JOB:
Look for the word "named" in the entries below, then copy every line that has it.

Dataset entries:

* * *

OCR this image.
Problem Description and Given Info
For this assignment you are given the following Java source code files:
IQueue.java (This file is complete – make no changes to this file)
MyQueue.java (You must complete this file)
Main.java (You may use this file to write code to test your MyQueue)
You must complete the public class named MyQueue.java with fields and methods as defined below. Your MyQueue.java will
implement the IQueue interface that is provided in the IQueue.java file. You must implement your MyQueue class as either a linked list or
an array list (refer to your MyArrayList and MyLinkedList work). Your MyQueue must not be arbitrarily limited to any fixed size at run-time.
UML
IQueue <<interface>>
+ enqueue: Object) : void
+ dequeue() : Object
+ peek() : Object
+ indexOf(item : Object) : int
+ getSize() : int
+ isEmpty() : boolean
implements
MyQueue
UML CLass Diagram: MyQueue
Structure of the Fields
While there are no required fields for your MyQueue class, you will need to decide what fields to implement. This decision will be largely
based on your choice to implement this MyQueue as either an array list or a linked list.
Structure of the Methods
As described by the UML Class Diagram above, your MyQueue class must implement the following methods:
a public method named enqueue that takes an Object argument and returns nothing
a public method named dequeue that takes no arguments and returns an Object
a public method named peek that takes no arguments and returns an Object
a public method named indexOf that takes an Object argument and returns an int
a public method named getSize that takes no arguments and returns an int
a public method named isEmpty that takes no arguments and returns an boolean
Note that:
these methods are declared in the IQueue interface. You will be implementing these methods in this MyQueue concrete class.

* * *

EXERCISE OUTPUT:
You must complete the public class named MyQueue.java with fields and methods as defined below. Your MyQueue.java will
a public method named enqueue that takes an Object argument and returns nothing
a public method named dequeue that takes no arguments and returns an Object
a public method named peek that takes no arguments and returns an Object
a public method named indexOf that takes an Object argument and returns an int
a public method named getSize that takes no arguments and returns an int
a public method named isEmpty that takes no arguments and returns an boolean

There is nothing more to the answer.